#### [Given instruction]
Bring together all lines of the material below that contain the string "requests".
■ ■ ■ ■
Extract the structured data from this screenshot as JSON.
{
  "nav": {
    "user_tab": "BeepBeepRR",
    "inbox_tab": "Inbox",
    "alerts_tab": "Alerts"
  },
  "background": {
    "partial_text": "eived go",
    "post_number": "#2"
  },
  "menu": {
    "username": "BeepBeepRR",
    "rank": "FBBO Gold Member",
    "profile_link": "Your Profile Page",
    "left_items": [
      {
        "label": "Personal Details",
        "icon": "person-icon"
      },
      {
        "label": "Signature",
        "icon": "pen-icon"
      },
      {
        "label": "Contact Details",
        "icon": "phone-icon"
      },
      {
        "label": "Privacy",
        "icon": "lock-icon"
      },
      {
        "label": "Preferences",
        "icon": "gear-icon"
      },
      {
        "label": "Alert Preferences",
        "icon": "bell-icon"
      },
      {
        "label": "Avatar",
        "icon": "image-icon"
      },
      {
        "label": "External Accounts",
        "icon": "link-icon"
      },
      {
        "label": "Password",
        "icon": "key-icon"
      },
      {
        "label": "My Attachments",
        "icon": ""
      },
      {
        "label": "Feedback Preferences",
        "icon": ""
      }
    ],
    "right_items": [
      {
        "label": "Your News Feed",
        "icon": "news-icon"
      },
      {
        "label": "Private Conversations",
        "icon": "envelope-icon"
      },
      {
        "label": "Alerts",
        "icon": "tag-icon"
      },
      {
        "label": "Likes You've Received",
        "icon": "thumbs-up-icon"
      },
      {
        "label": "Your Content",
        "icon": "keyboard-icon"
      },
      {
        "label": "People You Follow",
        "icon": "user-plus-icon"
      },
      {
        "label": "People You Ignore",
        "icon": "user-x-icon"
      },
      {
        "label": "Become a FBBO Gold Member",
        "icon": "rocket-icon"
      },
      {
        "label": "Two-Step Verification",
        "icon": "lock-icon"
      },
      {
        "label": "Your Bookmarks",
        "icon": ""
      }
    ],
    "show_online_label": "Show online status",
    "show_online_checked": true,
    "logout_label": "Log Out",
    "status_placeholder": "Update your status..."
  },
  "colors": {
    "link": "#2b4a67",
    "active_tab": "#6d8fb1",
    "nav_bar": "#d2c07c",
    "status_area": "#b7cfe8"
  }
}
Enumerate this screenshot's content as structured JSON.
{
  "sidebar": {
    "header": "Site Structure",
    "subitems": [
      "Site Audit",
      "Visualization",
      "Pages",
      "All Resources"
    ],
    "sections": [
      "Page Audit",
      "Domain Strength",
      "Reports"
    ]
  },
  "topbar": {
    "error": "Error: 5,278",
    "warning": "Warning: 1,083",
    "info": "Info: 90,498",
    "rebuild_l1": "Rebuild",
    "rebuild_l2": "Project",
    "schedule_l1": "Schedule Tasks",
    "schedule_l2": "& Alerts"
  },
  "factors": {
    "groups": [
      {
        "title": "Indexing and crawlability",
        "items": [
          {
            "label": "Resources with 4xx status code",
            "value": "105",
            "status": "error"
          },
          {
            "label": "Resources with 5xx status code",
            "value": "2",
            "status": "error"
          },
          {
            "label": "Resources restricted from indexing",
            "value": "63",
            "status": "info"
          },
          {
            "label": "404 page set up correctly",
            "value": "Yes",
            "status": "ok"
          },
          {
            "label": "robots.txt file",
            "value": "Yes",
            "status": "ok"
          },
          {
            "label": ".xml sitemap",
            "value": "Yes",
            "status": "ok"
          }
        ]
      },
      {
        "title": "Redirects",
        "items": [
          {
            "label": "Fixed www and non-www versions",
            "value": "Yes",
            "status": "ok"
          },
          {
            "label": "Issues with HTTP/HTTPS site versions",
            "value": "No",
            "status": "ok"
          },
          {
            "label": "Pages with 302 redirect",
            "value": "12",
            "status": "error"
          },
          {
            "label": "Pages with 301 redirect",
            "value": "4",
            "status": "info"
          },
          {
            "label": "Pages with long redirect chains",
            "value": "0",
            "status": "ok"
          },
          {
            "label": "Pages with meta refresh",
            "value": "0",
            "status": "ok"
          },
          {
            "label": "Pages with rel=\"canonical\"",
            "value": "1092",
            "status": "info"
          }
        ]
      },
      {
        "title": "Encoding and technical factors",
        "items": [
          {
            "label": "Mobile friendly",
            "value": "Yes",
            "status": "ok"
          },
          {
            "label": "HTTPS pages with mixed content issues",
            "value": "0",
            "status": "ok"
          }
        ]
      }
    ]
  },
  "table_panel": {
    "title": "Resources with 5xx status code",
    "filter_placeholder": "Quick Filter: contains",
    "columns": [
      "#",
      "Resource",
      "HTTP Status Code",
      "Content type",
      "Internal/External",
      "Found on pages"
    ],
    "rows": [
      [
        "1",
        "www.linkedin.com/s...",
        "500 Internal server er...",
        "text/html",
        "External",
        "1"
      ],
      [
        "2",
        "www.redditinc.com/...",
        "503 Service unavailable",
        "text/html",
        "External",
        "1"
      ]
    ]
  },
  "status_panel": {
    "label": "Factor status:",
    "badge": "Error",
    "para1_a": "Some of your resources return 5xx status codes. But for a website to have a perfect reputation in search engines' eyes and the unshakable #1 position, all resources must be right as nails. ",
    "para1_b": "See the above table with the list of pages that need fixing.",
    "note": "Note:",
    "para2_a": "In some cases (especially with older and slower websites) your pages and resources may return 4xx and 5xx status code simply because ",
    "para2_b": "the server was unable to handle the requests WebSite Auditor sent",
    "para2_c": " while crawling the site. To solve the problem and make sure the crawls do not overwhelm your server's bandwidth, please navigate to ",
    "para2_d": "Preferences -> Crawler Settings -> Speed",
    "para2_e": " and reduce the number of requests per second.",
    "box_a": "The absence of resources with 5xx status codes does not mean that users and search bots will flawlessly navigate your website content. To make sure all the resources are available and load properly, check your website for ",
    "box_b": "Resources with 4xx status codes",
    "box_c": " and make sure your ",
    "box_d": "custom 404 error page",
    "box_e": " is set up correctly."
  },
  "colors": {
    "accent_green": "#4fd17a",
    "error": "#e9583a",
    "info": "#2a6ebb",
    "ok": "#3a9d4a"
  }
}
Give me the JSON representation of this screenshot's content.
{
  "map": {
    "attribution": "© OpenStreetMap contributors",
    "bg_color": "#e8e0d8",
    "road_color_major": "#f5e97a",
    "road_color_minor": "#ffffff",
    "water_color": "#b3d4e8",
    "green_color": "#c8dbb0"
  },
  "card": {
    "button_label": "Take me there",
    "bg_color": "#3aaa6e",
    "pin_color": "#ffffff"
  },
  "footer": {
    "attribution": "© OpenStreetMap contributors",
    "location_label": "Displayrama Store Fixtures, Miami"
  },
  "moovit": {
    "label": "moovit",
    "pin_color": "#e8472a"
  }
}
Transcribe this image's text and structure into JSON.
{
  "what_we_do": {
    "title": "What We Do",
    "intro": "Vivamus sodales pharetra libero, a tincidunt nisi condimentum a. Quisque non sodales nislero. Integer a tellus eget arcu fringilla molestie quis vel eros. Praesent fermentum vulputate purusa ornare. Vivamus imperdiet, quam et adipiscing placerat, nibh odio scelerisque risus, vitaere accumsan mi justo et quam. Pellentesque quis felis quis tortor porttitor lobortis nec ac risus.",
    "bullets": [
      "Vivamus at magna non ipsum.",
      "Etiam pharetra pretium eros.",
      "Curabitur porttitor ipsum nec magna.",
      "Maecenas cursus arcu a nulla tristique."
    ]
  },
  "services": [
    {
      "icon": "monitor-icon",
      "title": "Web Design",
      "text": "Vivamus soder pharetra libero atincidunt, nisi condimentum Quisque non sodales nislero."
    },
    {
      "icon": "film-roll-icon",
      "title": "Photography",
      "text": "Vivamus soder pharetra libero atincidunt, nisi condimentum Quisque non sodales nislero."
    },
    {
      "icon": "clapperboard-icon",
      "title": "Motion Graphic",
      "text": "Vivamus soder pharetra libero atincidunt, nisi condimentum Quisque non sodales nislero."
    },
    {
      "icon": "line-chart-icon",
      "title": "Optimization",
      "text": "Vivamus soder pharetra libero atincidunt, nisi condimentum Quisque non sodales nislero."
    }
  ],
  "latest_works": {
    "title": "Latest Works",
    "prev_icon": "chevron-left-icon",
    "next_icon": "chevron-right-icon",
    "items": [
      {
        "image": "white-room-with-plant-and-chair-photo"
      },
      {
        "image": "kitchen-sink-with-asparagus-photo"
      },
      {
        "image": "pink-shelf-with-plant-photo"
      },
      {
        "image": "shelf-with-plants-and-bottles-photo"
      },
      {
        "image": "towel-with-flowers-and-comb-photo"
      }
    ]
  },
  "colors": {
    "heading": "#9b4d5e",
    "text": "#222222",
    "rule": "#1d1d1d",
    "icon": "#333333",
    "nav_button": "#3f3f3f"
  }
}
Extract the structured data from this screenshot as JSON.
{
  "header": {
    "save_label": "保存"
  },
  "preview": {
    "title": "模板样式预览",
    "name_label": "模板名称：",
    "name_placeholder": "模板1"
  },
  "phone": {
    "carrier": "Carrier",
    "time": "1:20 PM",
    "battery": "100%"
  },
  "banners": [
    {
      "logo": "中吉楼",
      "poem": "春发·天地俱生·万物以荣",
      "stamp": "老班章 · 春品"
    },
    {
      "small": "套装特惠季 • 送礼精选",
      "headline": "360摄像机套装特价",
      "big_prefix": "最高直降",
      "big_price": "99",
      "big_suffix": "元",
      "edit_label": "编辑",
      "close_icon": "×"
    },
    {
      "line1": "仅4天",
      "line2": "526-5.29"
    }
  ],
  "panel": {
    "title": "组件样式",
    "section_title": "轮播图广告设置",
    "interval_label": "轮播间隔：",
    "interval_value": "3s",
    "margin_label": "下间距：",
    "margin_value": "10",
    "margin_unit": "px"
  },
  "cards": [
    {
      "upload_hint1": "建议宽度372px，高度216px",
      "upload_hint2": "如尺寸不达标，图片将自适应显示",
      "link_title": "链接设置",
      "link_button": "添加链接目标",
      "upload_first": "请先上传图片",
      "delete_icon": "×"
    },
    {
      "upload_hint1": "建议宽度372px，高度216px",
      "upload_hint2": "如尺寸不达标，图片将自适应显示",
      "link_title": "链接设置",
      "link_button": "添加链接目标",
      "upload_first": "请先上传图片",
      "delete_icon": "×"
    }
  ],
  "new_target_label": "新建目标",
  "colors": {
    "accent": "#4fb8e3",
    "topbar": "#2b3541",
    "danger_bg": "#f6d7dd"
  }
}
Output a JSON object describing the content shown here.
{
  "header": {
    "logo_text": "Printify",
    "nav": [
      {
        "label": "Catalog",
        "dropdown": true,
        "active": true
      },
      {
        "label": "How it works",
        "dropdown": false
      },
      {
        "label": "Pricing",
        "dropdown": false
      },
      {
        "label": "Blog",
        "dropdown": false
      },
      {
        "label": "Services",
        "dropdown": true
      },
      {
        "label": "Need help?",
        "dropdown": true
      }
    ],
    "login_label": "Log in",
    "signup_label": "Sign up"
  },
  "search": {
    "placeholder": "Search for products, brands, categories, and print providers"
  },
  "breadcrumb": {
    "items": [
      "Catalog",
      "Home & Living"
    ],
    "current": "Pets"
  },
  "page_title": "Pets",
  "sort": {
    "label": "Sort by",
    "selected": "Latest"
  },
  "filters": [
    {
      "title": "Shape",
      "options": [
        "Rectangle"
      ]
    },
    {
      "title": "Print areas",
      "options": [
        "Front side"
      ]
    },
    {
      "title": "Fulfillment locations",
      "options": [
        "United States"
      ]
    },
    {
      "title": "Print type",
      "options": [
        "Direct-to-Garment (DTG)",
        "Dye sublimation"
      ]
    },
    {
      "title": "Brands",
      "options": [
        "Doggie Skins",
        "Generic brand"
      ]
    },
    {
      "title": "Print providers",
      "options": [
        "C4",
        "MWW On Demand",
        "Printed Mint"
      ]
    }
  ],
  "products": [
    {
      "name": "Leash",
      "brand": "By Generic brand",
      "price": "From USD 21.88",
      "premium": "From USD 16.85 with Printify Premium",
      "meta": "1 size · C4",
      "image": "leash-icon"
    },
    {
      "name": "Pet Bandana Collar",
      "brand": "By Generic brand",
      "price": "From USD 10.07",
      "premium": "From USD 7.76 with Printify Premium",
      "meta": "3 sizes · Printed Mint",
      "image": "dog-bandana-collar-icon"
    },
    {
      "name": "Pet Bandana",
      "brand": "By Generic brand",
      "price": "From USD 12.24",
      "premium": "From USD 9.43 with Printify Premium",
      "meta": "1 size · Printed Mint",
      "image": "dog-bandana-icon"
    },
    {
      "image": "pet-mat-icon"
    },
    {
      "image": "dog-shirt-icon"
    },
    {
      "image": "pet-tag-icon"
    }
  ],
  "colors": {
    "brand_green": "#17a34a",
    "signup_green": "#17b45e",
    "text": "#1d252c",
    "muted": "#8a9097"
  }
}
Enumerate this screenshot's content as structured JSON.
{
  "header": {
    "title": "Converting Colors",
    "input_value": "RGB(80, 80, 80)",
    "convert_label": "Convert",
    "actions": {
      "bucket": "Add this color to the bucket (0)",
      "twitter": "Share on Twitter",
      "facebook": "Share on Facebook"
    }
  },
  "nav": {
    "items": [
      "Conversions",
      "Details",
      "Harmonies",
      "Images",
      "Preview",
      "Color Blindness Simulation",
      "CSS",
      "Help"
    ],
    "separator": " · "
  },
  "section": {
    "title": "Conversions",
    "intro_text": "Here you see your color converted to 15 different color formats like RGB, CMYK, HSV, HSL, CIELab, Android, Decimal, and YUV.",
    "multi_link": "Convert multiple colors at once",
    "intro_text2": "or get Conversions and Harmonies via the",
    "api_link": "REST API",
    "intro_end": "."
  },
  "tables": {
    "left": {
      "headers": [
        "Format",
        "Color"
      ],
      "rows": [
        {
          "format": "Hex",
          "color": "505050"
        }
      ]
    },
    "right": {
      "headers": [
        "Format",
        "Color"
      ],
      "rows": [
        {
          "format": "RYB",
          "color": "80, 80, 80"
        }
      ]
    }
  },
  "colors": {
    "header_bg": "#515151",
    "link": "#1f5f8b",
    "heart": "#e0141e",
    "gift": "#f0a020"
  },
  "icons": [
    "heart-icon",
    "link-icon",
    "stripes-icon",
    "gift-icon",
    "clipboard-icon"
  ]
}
■ ■ ■ ■
#### [Result]
    "para2_b": "the server was unable to handle the requests WebSite Auditor sent",
    "para2_e": " and reduce the number of requests per second.",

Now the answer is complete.